• **Stated exercise**: Copy every line of the data exactly, leaving nothing out.

Source data:

:::

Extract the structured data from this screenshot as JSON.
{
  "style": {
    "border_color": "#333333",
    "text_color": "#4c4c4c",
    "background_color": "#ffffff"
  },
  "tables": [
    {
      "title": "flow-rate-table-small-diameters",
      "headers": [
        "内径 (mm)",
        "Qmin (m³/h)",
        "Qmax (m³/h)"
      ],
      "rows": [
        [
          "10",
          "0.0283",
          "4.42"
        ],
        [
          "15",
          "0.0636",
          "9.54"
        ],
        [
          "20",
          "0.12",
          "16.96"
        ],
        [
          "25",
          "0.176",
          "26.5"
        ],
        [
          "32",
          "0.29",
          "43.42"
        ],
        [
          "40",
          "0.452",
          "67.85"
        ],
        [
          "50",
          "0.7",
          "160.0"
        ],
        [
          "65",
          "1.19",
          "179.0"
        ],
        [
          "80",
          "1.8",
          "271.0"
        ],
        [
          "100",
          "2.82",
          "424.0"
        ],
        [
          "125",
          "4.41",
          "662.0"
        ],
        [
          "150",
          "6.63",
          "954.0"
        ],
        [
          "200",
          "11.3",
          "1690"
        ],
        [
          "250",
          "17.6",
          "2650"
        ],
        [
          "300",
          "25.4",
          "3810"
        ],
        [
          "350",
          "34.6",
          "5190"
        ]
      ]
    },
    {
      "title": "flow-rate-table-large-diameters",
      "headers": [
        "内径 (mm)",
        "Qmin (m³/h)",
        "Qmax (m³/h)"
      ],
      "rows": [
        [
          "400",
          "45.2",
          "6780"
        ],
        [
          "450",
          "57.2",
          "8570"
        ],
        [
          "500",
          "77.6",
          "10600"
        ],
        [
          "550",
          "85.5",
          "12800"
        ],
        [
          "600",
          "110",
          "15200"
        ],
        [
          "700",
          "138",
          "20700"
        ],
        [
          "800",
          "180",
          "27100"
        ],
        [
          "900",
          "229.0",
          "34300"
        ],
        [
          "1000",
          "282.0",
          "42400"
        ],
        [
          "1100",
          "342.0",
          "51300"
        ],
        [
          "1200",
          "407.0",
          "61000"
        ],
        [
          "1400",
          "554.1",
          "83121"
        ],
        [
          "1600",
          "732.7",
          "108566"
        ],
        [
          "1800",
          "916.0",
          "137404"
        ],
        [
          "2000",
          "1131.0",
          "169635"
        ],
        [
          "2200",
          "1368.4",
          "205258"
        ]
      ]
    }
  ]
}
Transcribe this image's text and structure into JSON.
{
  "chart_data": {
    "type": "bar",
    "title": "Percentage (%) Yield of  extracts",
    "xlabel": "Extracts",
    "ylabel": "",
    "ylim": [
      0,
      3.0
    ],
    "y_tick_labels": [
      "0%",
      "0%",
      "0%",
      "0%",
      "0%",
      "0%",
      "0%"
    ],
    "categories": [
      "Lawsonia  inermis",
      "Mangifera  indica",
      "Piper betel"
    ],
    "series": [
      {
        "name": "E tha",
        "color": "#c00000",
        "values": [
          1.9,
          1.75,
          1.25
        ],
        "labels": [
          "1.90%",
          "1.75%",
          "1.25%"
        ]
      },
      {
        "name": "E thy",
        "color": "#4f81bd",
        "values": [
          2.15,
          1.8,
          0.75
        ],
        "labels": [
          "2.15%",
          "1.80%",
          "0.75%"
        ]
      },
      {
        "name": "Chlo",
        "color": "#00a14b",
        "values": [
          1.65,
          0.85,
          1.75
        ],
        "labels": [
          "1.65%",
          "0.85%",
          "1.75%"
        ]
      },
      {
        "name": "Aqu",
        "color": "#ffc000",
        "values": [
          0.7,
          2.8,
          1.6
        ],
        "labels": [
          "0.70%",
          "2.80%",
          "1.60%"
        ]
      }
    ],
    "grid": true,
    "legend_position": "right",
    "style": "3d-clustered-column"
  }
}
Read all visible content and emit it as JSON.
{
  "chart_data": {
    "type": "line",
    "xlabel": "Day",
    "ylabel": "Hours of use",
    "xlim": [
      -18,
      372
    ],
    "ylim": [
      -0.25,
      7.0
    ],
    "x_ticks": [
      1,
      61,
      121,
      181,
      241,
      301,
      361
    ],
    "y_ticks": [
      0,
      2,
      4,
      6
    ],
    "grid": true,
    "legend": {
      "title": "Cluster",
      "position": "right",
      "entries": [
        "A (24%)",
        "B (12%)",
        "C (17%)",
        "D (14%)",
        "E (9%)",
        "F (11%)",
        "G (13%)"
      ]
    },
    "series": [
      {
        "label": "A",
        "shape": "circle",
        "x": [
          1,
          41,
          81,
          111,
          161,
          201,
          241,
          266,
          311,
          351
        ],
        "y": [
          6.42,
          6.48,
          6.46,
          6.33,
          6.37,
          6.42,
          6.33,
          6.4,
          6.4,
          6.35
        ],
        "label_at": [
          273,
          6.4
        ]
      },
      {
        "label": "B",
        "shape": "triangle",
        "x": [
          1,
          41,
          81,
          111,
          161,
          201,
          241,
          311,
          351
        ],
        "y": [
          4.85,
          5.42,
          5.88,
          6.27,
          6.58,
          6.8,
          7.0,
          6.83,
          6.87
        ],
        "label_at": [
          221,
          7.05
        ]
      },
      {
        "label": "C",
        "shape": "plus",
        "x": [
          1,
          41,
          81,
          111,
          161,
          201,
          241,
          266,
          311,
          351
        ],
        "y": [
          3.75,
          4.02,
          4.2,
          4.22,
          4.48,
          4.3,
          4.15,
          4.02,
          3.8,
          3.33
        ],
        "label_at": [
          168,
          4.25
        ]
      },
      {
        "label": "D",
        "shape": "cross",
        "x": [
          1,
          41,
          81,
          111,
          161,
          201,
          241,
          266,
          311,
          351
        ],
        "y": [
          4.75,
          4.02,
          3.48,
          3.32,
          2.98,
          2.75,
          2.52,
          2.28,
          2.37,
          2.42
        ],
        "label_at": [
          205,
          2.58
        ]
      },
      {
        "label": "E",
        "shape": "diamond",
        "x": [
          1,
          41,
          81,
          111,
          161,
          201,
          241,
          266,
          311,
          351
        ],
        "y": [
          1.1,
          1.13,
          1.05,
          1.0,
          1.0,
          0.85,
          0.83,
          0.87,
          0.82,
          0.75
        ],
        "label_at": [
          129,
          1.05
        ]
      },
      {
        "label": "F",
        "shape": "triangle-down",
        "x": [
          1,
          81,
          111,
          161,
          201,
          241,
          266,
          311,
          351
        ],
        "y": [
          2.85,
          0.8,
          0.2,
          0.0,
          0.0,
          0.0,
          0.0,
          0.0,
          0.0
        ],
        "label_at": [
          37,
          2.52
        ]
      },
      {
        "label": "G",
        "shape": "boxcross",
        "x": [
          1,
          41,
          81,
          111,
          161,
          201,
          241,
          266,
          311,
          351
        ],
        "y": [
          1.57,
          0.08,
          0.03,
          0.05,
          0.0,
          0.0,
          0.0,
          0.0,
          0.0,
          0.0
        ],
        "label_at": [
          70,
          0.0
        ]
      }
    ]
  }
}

:::

• **Output for this task**:
Extract the structured data from this screenshot as JSON.
{
  "style": {
    "border_color": "#333333",
    "text_color": "#4c4c4c",
    "background_color": "#ffffff"
  },
  "tables": [
    {
      "title": "flow-rate-table-small-diameters",
      "headers": [
        "内径 (mm)",
        "Qmin (m³/h)",
        "Qmax (m³/h)"
      ],
      "rows": [
        [
          "10",
          "0.0283",
          "4.42"
        ],
        [
          "15",
          "0.0636",
          "9.54"
        ],
        [
          "20",
          "0.12",
          "16.96"
        ],
        [
          "25",
          "0.176",
          "26.5"
        ],
        [
          "32",
          "0.29",
          "43.42"
        ],
        [
          "40",
          "0.452",
          "67.85"
        ],
        [
          "50",
          "0.7",
          "160.0"
        ],
        [
          "65",
          "1.19",
          "179.0"
        ],
        [
          "80",
          "1.8",
          "271.0"
        ],
        [
          "100",
          "2.82",
          "424.0"
        ],
        [
          "125",
          "4.41",
          "662.0"
        ],
        [
          "150",
          "6.63",
          "954.0"
        ],
        [
          "200",
          "11.3",
          "1690"
        ],
        [
          "250",
          "17.6",
          "2650"
        ],
        [
          "300",
          "25.4",
          "3810"
        ],
        [
          "350",
          "34.6",
          "5190"
        ]
      ]
    },
    {
      "title": "flow-rate-table-large-diameters",
      "headers": [
        "内径 (mm)",
        "Qmin (m³/h)",
        "Qmax (m³/h)"
      ],
      "rows": [
        [
          "400",
          "45.2",
          "6780"
        ],
        [
          "450",
          "57.2",
          "8570"
        ],
        [
          "500",
          "77.6",
          "10600"
        ],
        [
          "550",
          "85.5",
          "12800"
        ],
        [
          "600",
          "110",
          "15200"
        ],
        [
          "700",
          "138",
          "20700"
        ],
        [
          "800",
          "180",
          "27100"
        ],
        [
          "900",
          "229.0",
          "34300"
        ],
        [
          "1000",
          "282.0",
          "42400"
        ],
        [
          "1100",
          "342.0",
          "51300"
        ],
        [
          "1200",
          "407.0",
          "61000"
        ],
        [
          "1400",
          "554.1",
          "83121"
        ],
        [
          "1600",
          "732.7",
          "108566"
        ],
        [
          "1800",
          "916.0",
          "137404"
        ],
        [
          "2000",
          "1131.0",
          "169635"
        ],
        [
          "2200",
          "1368.4",
          "205258"
        ]
      ]
    }
  ]
}
Transcribe this image's text and structure into JSON.
{
  "chart_data": {
    "type": "bar",
    "title": "Percentage (%) Yield of  extracts",
    "xlabel": "Extracts",
    "ylabel": "",
    "ylim": [
      0,
      3.0
    ],
    "y_tick_labels": [
      "0%",
      "0%",
      "0%",
      "0%",
      "0%",
      "0%",
      "0%"
    ],
    "categories": [
      "Lawsonia  inermis",
      "Mangifera  indica",
      "Piper betel"
    ],
    "series": [
      {
        "name": "E tha",
        "color": "#c00000",
        "values": [
          1.9,
          1.75,
          1.25
        ],
        "labels": [
          "1.90%",
          "1.75%",
          "1.25%"
        ]
      },
      {
        "name": "E thy",
        "color": "#4f81bd",
        "values": [
          2.15,
          1.8,
          0.75
        ],
        "labels": [
          "2.15%",
          "1.80%",
          "0.75%"
        ]
      },
      {
        "name": "Chlo",
        "color": "#00a14b",
        "values": [
          1.65,
          0.85,
          1.75
        ],
        "labels": [
          "1.65%",
          "0.85%",
          "1.75%"
        ]
      },
      {
        "name": "Aqu",
        "color": "#ffc000",
        "values": [
          0.7,
          2.8,
          1.6
        ],
        "labels": [
          "0.70%",
          "2.80%",
          "1.60%"
        ]
      }
    ],
    "grid": true,
    "legend_position": "right",
    "style": "3d-clustered-column"
  }
}
Read all visible content and emit it as JSON.
{
  "chart_data": {
    "type": "line",
    "xlabel": "Day",
    "ylabel": "Hours of use",
    "xlim": [
      -18,
      372
    ],
    "ylim": [
      -0.25,
      7.0
    ],
    "x_ticks": [
      1,
      61,
      121,
      181,
      241,
      301,
      361
    ],
    "y_ticks": [
      0,
      2,
      4,
      6
    ],
    "grid": true,
    "legend": {
      "title": "Cluster",
      "position": "right",
      "entries": [
        "A (24%)",
        "B (12%)",
        "C (17%)",
        "D (14%)",
        "E (9%)",
        "F (11%)",
        "G (13%)"
      ]
    },
    "series": [
      {
        "label": "A",
        "shape": "circle",
        "x": [
          1,
          41,
          81,
          111,
          161,
          201,
          241,
          266,
          311,
          351
        ],
        "y": [
          6.42,
          6.48,
          6.46,
          6.33,
          6.37,
          6.42,
          6.33,
          6.4,
          6.4,
          6.35
        ],
        "label_at": [
          273,
          6.4
        ]
      },
      {
        "label": "B",
        "shape": "triangle",
        "x": [
          1,
          41,
          81,
          111,
          161,
          201,
          241,
          311,
          351
        ],
        "y": [
          4.85,
          5.42,
          5.88,
          6.27,
          6.58,
          6.8,
          7.0,
          6.83,
          6.87
        ],
        "label_at": [
          221,
          7.05
        ]
      },
      {
        "label": "C",
        "shape": "plus",
        "x": [
          1,
          41,
          81,
          111,
          161,
          201,
          241,
          266,
          311,
          351
        ],
        "y": [
          3.75,
          4.02,
          4.2,
          4.22,
          4.48,
          4.3,
          4.15,
          4.02,
          3.8,
          3.33
        ],
        "label_at": [
          168,
          4.25
        ]
      },
      {
        "label": "D",
        "shape": "cross",
        "x": [
          1,
          41,
          81,
          111,
          161,
          201,
          241,
          266,
          311,
          351
        ],
        "y": [
          4.75,
          4.02,
          3.48,
          3.32,
          2.98,
          2.75,
          2.52,
          2.28,
          2.37,
          2.42
        ],
        "label_at": [
          205,
          2.58
        ]
      },
      {
        "label": "E",
        "shape": "diamond",
        "x": [
          1,
          41,
          81,
          111,
          161,
          201,
          241,
          266,
          311,
          351
        ],
        "y": [
          1.1,
          1.13,
          1.05,
          1.0,
          1.0,
          0.85,
          0.83,
          0.87,
          0.82,
          0.75
        ],
        "label_at": [
          129,
          1.05
        ]
      },
      {
        "label": "F",
        "shape": "triangle-down",
        "x": [
          1,
          81,
          111,
          161,
          201,
          241,
          266,
          311,
          351
        ],
        "y": [
          2.85,
          0.8,
          0.2,
          0.0,
          0.0,
          0.0,
          0.0,
          0.0,
          0.0
        ],
        "label_at": [
          37,
          2.52
        ]
      },
      {
        "label": "G",
        "shape": "boxcross",
        "x": [
          1,
          41,
          81,
          111,
          161,
          201,
          241,
          266,
          311,
          351
        ],
        "y": [
          1.57,
          0.08,
          0.03,
          0.05,
          0.0,
          0.0,
          0.0,
          0.0,
          0.0,
          0.0
        ],
        "label_at": [
          70,
          0.0
        ]
      }
    ]
  }
}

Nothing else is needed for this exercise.